## Items from a dataset

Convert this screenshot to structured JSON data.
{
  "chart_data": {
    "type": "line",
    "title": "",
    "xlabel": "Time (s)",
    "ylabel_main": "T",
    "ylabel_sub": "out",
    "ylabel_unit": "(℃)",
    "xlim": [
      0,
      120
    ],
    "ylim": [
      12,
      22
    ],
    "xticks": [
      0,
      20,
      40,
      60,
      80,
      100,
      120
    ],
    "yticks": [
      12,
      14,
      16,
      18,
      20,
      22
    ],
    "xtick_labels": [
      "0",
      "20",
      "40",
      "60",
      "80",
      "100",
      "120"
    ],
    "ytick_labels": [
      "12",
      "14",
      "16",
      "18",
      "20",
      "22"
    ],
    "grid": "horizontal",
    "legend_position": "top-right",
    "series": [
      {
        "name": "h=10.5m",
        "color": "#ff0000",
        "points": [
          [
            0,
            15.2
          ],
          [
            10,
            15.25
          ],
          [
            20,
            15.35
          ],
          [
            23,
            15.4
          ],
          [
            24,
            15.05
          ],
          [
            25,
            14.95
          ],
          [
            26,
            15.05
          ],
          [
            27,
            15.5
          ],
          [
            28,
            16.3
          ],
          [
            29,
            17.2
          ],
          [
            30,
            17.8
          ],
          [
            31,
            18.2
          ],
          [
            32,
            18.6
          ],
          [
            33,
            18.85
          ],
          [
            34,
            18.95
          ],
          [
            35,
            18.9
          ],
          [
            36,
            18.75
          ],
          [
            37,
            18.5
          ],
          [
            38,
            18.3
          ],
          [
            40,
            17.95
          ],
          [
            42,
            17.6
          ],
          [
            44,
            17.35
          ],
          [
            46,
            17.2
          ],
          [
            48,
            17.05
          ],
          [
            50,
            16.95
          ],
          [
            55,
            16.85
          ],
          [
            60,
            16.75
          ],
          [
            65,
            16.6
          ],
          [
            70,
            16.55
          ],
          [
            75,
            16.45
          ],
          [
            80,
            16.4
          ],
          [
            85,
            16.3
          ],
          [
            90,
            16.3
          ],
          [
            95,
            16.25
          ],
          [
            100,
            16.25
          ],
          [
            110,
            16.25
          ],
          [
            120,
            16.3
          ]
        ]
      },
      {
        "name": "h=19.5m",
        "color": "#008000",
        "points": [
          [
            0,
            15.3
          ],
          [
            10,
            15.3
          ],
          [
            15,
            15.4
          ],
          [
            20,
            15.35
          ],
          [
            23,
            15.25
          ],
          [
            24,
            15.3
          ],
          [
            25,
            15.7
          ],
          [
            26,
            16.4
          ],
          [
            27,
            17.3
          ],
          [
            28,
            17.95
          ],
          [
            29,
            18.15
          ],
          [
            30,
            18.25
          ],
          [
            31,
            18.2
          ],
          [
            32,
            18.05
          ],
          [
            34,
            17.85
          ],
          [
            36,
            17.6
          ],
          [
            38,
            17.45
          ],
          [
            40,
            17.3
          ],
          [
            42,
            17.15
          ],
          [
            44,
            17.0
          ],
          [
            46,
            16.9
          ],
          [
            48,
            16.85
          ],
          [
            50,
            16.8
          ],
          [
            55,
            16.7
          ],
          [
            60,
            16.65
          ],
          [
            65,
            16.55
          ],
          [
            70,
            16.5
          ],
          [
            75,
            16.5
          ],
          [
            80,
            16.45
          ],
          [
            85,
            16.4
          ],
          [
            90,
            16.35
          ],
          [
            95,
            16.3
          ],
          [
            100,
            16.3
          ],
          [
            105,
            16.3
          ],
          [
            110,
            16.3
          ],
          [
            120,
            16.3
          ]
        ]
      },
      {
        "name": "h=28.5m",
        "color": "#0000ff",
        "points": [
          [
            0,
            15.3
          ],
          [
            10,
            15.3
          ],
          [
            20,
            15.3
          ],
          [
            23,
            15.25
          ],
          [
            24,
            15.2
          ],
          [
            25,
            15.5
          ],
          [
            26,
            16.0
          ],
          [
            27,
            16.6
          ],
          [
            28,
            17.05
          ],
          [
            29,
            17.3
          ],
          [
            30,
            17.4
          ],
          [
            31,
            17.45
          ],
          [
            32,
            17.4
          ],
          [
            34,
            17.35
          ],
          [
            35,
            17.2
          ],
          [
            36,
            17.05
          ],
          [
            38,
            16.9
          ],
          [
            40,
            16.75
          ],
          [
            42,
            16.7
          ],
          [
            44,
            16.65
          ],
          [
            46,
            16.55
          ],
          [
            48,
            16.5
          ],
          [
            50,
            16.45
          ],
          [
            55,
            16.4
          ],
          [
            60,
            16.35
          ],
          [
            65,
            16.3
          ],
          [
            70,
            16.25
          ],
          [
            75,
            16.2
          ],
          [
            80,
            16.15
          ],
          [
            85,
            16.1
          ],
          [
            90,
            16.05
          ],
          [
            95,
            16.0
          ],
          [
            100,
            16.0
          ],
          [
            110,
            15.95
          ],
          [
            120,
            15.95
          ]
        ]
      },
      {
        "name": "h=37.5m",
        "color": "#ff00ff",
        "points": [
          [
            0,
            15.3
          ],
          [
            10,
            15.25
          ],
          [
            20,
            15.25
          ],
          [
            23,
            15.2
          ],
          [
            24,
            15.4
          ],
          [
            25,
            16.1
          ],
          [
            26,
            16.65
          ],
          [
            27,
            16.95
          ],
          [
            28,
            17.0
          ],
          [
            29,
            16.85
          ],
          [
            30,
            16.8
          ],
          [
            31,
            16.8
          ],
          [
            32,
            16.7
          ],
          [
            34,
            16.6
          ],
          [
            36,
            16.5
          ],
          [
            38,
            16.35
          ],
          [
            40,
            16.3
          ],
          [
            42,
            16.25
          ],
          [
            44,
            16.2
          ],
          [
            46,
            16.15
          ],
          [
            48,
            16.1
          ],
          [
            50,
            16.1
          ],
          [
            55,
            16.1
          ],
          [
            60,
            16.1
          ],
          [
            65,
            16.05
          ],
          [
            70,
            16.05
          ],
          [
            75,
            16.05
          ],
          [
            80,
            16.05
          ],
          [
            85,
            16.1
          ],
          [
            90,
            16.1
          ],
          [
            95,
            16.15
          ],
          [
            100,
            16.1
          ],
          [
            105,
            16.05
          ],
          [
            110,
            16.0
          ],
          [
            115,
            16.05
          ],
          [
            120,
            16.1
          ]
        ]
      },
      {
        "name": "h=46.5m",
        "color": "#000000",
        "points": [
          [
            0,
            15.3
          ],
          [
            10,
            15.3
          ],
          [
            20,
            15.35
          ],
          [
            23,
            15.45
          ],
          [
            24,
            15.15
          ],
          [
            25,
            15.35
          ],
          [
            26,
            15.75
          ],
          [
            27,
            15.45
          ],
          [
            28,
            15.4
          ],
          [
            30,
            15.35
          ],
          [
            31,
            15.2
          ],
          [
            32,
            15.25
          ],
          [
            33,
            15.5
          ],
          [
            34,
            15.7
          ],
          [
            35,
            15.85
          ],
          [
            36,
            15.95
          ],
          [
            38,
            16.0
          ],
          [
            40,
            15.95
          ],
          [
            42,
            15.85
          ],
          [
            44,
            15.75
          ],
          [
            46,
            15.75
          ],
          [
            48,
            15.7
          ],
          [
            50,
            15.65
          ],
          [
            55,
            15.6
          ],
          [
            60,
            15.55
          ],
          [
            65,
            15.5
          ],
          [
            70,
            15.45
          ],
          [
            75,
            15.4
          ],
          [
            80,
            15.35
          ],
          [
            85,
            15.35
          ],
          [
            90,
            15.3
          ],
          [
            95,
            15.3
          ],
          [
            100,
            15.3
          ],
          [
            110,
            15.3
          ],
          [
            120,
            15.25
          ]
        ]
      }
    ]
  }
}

## Problem to solve
Each record above should be restated word for word.

## Exercise response
Convert this screenshot to structured JSON data.
{
  "chart_data": {
    "type": "line",
    "title": "",
    "xlabel": "Time (s)",
    "ylabel_main": "T",
    "ylabel_sub": "out",
    "ylabel_unit": "(℃)",
    "xlim": [
      0,
      120
    ],
    "ylim": [
      12,
      22
    ],
    "xticks": [
      0,
      20,
      40,
      60,
      80,
      100,
      120
    ],
    "yticks": [
      12,
      14,
      16,
      18,
      20,
      22
    ],
    "xtick_labels": [
      "0",
      "20",
      "40",
      "60",
      "80",
      "100",
      "120"
    ],
    "ytick_labels": [
      "12",
      "14",
      "16",
      "18",
      "20",
      "22"
    ],
    "grid": "horizontal",
    "legend_position": "top-right",
    "series": [
      {
        "name": "h=10.5m",
        "color": "#ff0000",
        "points": [
          [
            0,
            15.2
          ],
          [
            10,
            15.25
          ],
          [
            20,
            15.35
          ],
          [
            23,
            15.4
          ],
          [
            24,
            15.05
          ],
          [
            25,
            14.95
          ],
          [
            26,
            15.05
          ],
          [
            27,
            15.5
          ],
          [
            28,
            16.3
          ],
          [
            29,
            17.2
          ],
          [
            30,
            17.8
          ],
          [
            31,
            18.2
          ],
          [
            32,
            18.6
          ],
          [
            33,
            18.85
          ],
          [
            34,
            18.95
          ],
          [
            35,
            18.9
          ],
          [
            36,
            18.75
          ],
          [
            37,
            18.5
          ],
          [
            38,
            18.3
          ],
          [
            40,
            17.95
          ],
          [
            42,
            17.6
          ],
          [
            44,
            17.35
          ],
          [
            46,
            17.2
          ],
          [
            48,
            17.05
          ],
          [
            50,
            16.95
          ],
          [
            55,
            16.85
          ],
          [
            60,
            16.75
          ],
          [
            65,
            16.6
          ],
          [
            70,
            16.55
          ],
          [
            75,
            16.45
          ],
          [
            80,
            16.4
          ],
          [
            85,
            16.3
          ],
          [
            90,
            16.3
          ],
          [
            95,
            16.25
          ],
          [
            100,
            16.25
          ],
          [
            110,
            16.25
          ],
          [
            120,
            16.3
          ]
        ]
      },
      {
        "name": "h=19.5m",
        "color": "#008000",
        "points": [
          [
            0,
            15.3
          ],
          [
            10,
            15.3
          ],
          [
            15,
            15.4
          ],
          [
            20,
            15.35
          ],
          [
            23,
            15.25
          ],
          [
            24,
            15.3
          ],
          [
            25,
            15.7
          ],
          [
            26,
            16.4
          ],
          [
            27,
            17.3
          ],
          [
            28,
            17.95
          ],
          [
            29,
            18.15
          ],
          [
            30,
            18.25
          ],
          [
            31,
            18.2
          ],
          [
            32,
            18.05
          ],
          [
            34,
            17.85
          ],
          [
            36,
            17.6
          ],
          [
            38,
            17.45
          ],
          [
            40,
            17.3
          ],
          [
            42,
            17.15
          ],
          [
            44,
            17.0
          ],
          [
            46,
            16.9
          ],
          [
            48,
            16.85
          ],
          [
            50,
            16.8
          ],
          [
            55,
            16.7
          ],
          [
            60,
            16.65
          ],
          [
            65,
            16.55
          ],
          [
            70,
            16.5
          ],
          [
            75,
            16.5
          ],
          [
            80,
            16.45
          ],
          [
            85,
            16.4
          ],
          [
            90,
            16.35
          ],
          [
            95,
            16.3
          ],
          [
            100,
            16.3
          ],
          [
            105,
            16.3
          ],
          [
            110,
            16.3
          ],
          [
            120,
            16.3
          ]
        ]
      },
      {
        "name": "h=28.5m",
        "color": "#0000ff",
        "points": [
          [
            0,
            15.3
          ],
          [
            10,
            15.3
          ],
          [
            20,
            15.3
          ],
          [
            23,
            15.25
          ],
          [
            24,
            15.2
          ],
          [
            25,
            15.5
          ],
          [
            26,
            16.0
          ],
          [
            27,
            16.6
          ],
          [
            28,
            17.05
          ],
          [
            29,
            17.3
          ],
          [
            30,
            17.4
          ],
          [
            31,
            17.45
          ],
          [
            32,
            17.4
          ],
          [
            34,
            17.35
          ],
          [
            35,
            17.2
          ],
          [
            36,
            17.05
          ],
          [
            38,
            16.9
          ],
          [
            40,
            16.75
          ],
          [
            42,
            16.7
          ],
          [
            44,
            16.65
          ],
          [
            46,
            16.55
          ],
          [
            48,
            16.5
          ],
          [
            50,
            16.45
          ],
          [
            55,
            16.4
          ],
          [
            60,
            16.35
          ],
          [
            65,
            16.3
          ],
          [
            70,
            16.25
          ],
          [
            75,
            16.2
          ],
          [
            80,
            16.15
          ],
          [
            85,
            16.1
          ],
          [
            90,
            16.05
          ],
          [
            95,
            16.0
          ],
          [
            100,
            16.0
          ],
          [
            110,
            15.95
          ],
          [
            120,
            15.95
          ]
        ]
      },
      {
        "name": "h=37.5m",
        "color": "#ff00ff",
        "points": [
          [
            0,
            15.3
          ],
          [
            10,
            15.25
          ],
          [
            20,
            15.25
          ],
          [
            23,
            15.2
          ],
          [
            24,
            15.4
          ],
          [
            25,
            16.1
          ],
          [
            26,
            16.65
          ],
          [
            27,
            16.95
          ],
          [
            28,
            17.0
          ],
          [
            29,
            16.85
          ],
          [
            30,
            16.8
          ],
          [
            31,
            16.8
          ],
          [
            32,
            16.7
          ],
          [
            34,
            16.6
          ],
          [
            36,
            16.5
          ],
          [
            38,
            16.35
          ],
          [
            40,
            16.3
          ],
          [
            42,
            16.25
          ],
          [
            44,
            16.2
          ],
          [
            46,
            16.15
          ],
          [
            48,
            16.1
          ],
          [
            50,
            16.1
          ],
          [
            55,
            16.1
          ],
          [
            60,
            16.1
          ],
          [
            65,
            16.05
          ],
          [
            70,
            16.05
          ],
          [
            75,
            16.05
          ],
          [
            80,
            16.05
          ],
          [
            85,
            16.1
          ],
          [
            90,
            16.1
          ],
          [
            95,
            16.15
          ],
          [
            100,
            16.1
          ],
          [
            105,
            16.05
          ],
          [
            110,
            16.0
          ],
          [
            115,
            16.05
          ],
          [
            120,
            16.1
          ]
        ]
      },
      {
        "name": "h=46.5m",
        "color": "#000000",
        "points": [
          [
            0,
            15.3
          ],
          [
            10,
            15.3
          ],
          [
            20,
            15.35
          ],
          [
            23,
            15.45
          ],
          [
            24,
            15.15
          ],
          [
            25,
            15.35
          ],
          [
            26,
            15.75
          ],
          [
            27,
            15.45
          ],
          [
            28,
            15.4
          ],
          [
            30,
            15.35
          ],
          [
            31,
            15.2
          ],
          [
            32,
            15.25
          ],
          [
            33,
            15.5
          ],
          [
            34,
            15.7
          ],
          [
            35,
            15.85
          ],
          [
            36,
            15.95
          ],
          [
            38,
            16.0
          ],
          [
            40,
            15.95
          ],
          [
            42,
            15.85
          ],
          [
            44,
            15.75
          ],
          [
            46,
            15.75
          ],
          [
            48,
            15.7
          ],
          [
            50,
            15.65
          ],
          [
            55,
            15.6
          ],
          [
            60,
            15.55
          ],
          [
            65,
            15.5
          ],
          [
            70,
            15.45
          ],
          [
            75,
            15.4
          ],
          [
            80,
            15.35
          ],
          [
            85,
            15.35
          ],
          [
            90,
            15.3
          ],
          [
            95,
            15.3
          ],
          [
            100,
            15.3
          ],
          [
            110,
            15.3
          ],
          [
            120,
            15.25
          ]
        ]
      }
    ]
  }
}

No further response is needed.